_Problem_.
Isolate every line in the records below with "Material" in it.

───── Given records ─────

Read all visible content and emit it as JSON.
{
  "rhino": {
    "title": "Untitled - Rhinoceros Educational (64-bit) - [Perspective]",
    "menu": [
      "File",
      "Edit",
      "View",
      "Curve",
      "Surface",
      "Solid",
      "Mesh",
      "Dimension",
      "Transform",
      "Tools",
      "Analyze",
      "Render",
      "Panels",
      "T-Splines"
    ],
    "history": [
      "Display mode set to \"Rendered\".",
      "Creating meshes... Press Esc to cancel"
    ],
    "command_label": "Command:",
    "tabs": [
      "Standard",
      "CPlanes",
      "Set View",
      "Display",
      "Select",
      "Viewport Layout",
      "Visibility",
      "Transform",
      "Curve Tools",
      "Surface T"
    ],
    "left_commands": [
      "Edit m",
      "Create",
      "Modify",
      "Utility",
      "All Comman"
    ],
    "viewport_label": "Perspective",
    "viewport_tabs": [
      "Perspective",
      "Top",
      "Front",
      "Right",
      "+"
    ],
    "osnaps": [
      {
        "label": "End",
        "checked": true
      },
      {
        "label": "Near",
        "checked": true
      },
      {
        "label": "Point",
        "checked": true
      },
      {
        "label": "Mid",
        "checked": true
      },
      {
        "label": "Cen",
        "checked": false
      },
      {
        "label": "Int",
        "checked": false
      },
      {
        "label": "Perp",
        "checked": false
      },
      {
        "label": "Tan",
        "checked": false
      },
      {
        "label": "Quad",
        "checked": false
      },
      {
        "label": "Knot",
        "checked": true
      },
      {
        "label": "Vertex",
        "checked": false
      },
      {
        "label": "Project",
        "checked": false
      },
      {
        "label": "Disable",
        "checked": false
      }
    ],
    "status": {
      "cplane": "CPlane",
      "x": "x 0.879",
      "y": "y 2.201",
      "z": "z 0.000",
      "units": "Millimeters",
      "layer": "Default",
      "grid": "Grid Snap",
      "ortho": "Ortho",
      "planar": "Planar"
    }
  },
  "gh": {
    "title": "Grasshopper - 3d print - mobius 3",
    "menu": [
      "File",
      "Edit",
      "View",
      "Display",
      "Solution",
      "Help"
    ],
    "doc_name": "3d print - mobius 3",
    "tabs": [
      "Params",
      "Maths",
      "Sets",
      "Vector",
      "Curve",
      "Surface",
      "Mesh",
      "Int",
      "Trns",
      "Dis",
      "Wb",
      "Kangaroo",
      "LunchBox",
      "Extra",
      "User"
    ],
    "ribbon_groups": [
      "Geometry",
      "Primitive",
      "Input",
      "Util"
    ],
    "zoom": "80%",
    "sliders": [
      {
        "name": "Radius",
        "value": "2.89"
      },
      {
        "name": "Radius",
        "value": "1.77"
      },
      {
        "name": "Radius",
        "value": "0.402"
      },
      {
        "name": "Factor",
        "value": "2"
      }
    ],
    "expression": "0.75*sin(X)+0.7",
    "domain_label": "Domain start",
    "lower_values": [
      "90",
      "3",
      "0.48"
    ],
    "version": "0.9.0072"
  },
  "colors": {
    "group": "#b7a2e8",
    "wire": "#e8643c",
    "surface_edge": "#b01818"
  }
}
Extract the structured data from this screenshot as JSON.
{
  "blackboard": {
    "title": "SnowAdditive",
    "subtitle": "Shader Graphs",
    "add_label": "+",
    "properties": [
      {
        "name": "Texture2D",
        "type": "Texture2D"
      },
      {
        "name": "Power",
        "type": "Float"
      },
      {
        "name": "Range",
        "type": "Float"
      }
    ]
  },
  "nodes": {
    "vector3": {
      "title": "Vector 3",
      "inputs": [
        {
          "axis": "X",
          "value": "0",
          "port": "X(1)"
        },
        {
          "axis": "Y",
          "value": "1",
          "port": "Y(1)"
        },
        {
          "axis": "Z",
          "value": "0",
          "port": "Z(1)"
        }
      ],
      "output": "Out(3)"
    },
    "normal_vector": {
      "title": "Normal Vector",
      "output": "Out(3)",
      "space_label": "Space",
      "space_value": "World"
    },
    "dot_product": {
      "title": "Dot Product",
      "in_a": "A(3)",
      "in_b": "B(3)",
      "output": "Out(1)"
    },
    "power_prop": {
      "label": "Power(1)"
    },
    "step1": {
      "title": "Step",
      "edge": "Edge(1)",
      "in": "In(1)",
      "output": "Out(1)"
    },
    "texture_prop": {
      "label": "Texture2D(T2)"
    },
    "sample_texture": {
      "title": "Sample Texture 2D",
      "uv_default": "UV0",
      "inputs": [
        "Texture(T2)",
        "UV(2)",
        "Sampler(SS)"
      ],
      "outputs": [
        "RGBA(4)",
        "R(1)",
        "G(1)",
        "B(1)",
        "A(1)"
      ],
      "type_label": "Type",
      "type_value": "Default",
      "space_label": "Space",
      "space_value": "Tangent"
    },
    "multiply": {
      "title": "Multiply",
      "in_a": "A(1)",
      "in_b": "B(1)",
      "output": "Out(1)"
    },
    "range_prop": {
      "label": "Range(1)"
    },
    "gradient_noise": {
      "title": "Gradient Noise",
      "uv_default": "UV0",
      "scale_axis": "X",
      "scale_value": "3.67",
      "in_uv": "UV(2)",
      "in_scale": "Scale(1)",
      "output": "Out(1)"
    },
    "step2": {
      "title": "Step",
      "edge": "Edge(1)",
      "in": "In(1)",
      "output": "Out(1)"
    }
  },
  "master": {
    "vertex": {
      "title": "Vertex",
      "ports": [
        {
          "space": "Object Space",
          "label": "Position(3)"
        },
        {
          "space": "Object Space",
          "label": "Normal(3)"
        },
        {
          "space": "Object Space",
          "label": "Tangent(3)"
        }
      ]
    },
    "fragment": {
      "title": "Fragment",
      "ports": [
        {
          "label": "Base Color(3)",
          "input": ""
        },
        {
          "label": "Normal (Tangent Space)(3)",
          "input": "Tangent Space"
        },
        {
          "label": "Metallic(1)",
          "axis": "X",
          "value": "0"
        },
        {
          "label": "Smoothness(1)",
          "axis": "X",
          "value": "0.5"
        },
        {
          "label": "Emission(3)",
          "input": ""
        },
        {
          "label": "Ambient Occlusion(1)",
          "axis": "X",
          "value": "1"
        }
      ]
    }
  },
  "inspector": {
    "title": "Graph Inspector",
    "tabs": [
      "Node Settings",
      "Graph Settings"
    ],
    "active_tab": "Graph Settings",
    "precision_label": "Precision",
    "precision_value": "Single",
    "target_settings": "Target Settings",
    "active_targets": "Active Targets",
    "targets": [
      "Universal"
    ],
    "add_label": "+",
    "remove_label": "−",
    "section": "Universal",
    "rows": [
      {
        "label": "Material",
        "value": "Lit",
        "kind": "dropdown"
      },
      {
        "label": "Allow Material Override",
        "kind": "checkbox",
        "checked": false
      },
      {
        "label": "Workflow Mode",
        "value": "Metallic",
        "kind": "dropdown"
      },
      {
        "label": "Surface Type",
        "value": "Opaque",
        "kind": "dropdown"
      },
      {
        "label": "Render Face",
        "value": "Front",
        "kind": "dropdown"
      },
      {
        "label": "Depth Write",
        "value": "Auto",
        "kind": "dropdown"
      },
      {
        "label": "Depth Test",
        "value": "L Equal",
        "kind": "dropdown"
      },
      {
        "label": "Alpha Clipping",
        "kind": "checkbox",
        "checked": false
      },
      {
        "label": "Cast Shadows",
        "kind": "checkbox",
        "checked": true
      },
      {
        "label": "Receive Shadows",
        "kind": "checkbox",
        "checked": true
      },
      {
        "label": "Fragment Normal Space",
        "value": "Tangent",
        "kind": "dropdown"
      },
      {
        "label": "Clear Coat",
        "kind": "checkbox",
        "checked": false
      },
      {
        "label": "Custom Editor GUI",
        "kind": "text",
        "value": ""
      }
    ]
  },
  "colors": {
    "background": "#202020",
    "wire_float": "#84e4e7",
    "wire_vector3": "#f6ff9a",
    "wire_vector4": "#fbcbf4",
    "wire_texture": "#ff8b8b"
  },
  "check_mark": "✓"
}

─────

_Task output_.
        "label": "Material",
        "label": "Allow Material Override",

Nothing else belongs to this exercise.